**Problem to work on:**
All the records that follow need to be reproduced exactly. Omit the images.

(Items listed in a dataset)
'''
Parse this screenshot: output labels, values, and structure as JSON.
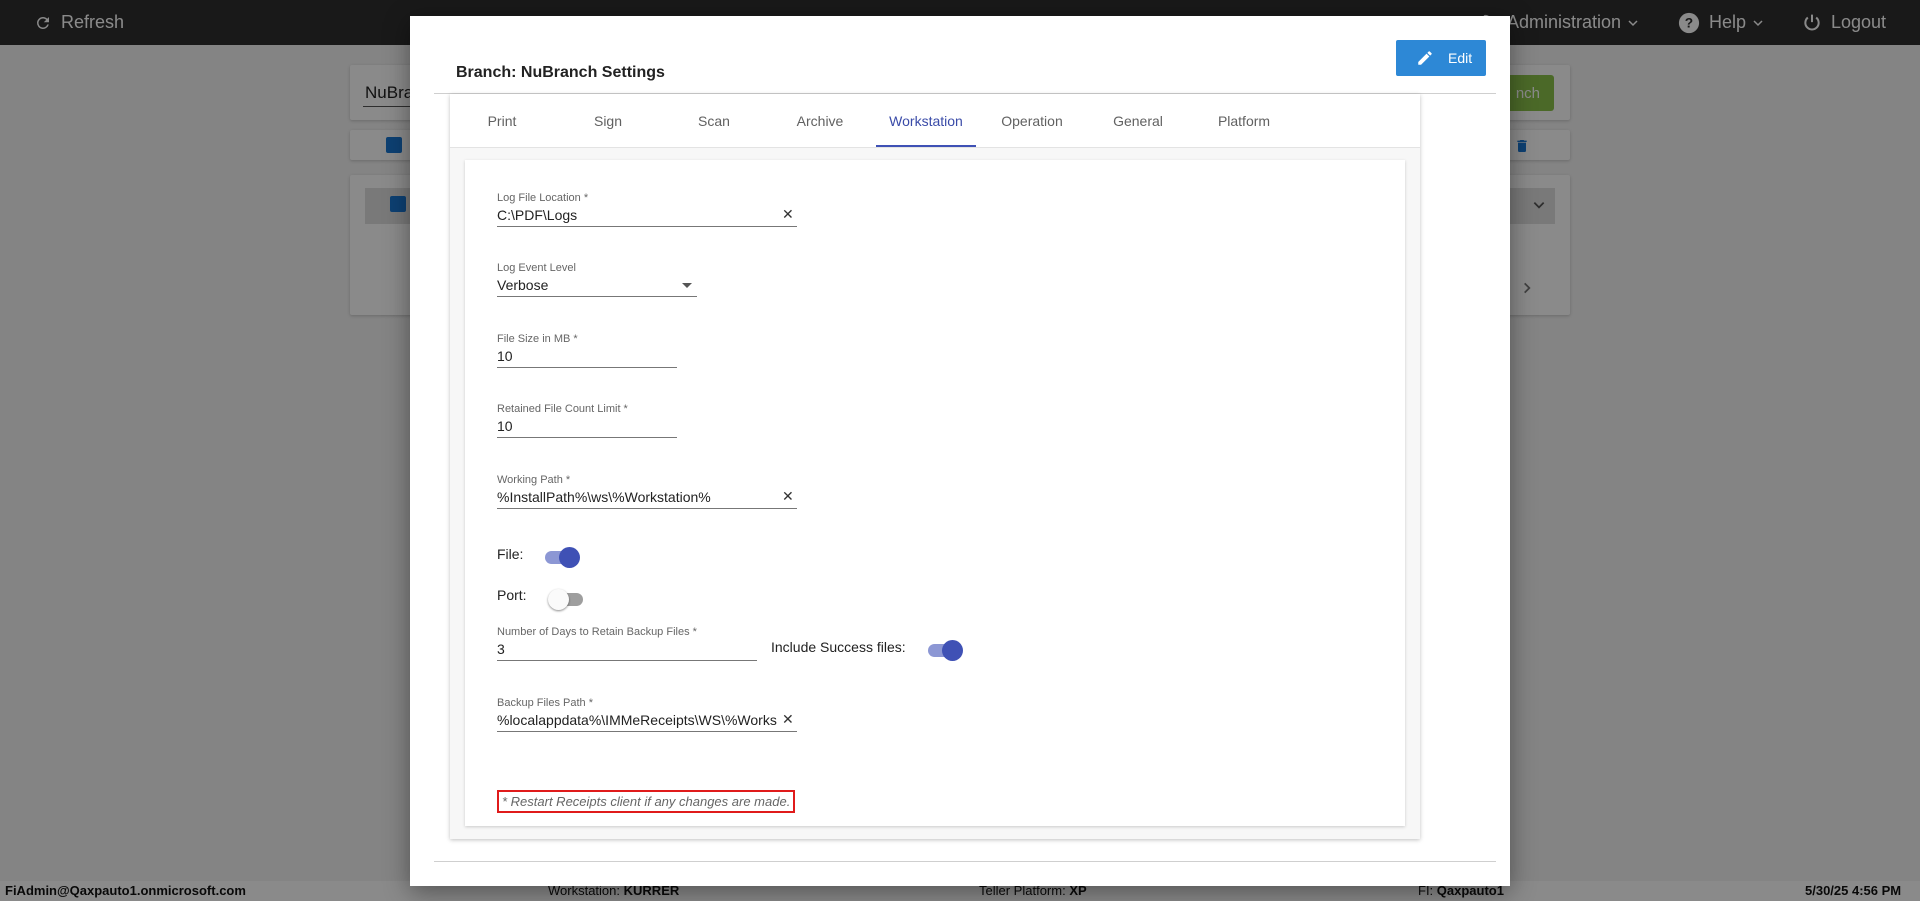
{
  "topbar": {
    "refresh_label": "Refresh",
    "administration_label": "Administration",
    "help_label": "Help",
    "logout_label": "Logout"
  },
  "background": {
    "search_text": "NuBra",
    "add_button_label": "nch"
  },
  "footer": {
    "user": "FiAdmin@Qaxpauto1.onmicrosoft.com",
    "workstation_label": "Workstation:",
    "workstation_value": "KURRER",
    "teller_platform_label": "Teller Platform:",
    "teller_platform_value": "XP",
    "fi_label": "FI:",
    "fi_value": "Qaxpauto1",
    "datetime": "5/30/25 4:56 PM"
  },
  "modal": {
    "title": "Branch: NuBranch Settings",
    "edit_label": "Edit",
    "tabs": [
      {
        "label": "Print"
      },
      {
        "label": "Sign"
      },
      {
        "label": "Scan"
      },
      {
        "label": "Archive"
      },
      {
        "label": "Workstation"
      },
      {
        "label": "Operation"
      },
      {
        "label": "General"
      },
      {
        "label": "Platform"
      }
    ],
    "active_tab": "Workstation",
    "form": {
      "log_file_location": {
        "label": "Log File Location *",
        "value": "C:\\PDF\\Logs"
      },
      "log_event_level": {
        "label": "Log Event Level",
        "value": "Verbose"
      },
      "file_size_mb": {
        "label": "File Size in MB *",
        "value": "10"
      },
      "retained_file_count": {
        "label": "Retained File Count Limit *",
        "value": "10"
      },
      "working_path": {
        "label": "Working Path *",
        "value": "%InstallPath%\\ws\\%Workstation%"
      },
      "file_toggle": {
        "label": "File:",
        "on": true
      },
      "port_toggle": {
        "label": "Port:",
        "on": false
      },
      "backup_days": {
        "label": "Number of Days to Retain Backup Files *",
        "value": "3"
      },
      "include_success": {
        "label": "Include Success files:",
        "on": true
      },
      "backup_path": {
        "label": "Backup Files Path *",
        "value": "%localappdata%\\IMMeReceipts\\WS\\%Workstation%"
      },
      "restart_note": "* Restart Receipts client if any changes are made."
    }
  },
  "colors": {
    "primary": "#3f51b5",
    "edit_button": "#2d88d6",
    "topbar": "#2f2f2f",
    "note_border": "#e01b1b",
    "add_button": "#8bc34a"
  }
}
'''
**Written response:**
Parse this screenshot: output labels, values, and structure as JSON.
{
  "topbar": {
    "refresh_label": "Refresh",
    "administration_label": "Administration",
    "help_label": "Help",
    "logout_label": "Logout"
  },
  "background": {
    "search_text": "NuBra",
    "add_button_label": "nch"
  },
  "footer": {
    "user": "FiAdmin@Qaxpauto1.onmicrosoft.com",
    "workstation_label": "Workstation:",
    "workstation_value": "KURRER",
    "teller_platform_label": "Teller Platform:",
    "teller_platform_value": "XP",
    "fi_label": "FI:",
    "fi_value": "Qaxpauto1",
    "datetime": "5/30/25 4:56 PM"
  },
  "modal": {
    "title": "Branch: NuBranch Settings",
    "edit_label": "Edit",
    "tabs": [
      {
        "label": "Print"
      },
      {
        "label": "Sign"
      },
      {
        "label": "Scan"
      },
      {
        "label": "Archive"
      },
      {
        "label": "Workstation"
      },
      {
        "label": "Operation"
      },
      {
        "label": "General"
      },
      {
        "label": "Platform"
      }
    ],
    "active_tab": "Workstation",
    "form": {
      "log_file_location": {
        "label": "Log File Location *",
        "value": "C:\\PDF\\Logs"
      },
      "log_event_level": {
        "label": "Log Event Level",
        "value": "Verbose"
      },
      "file_size_mb": {
        "label": "File Size in MB *",
        "value": "10"
      },
      "retained_file_count": {
        "label": "Retained File Count Limit *",
        "value": "10"
      },
      "working_path": {
        "label": "Working Path *",
        "value": "%InstallPath%\\ws\\%Workstation%"
      },
      "file_toggle": {
        "label": "File:",
        "on": true
      },
      "port_toggle": {
        "label": "Port:",
        "on": false
      },
      "backup_days": {
        "label": "Number of Days to Retain Backup Files *",
        "value": "3"
      },
      "include_success": {
        "label": "Include Success files:",
        "on": true
      },
      "backup_path": {
        "label": "Backup Files Path *",
        "value": "%localappdata%\\IMMeReceipts\\WS\\%Workstation%"
      },
      "restart_note": "* Restart Receipts client if any changes are made."
    }
  },
  "colors": {
    "primary": "#3f51b5",
    "edit_button": "#2d88d6",
    "topbar": "#2f2f2f",
    "note_border": "#e01b1b",
    "add_button": "#8bc34a"
  }
}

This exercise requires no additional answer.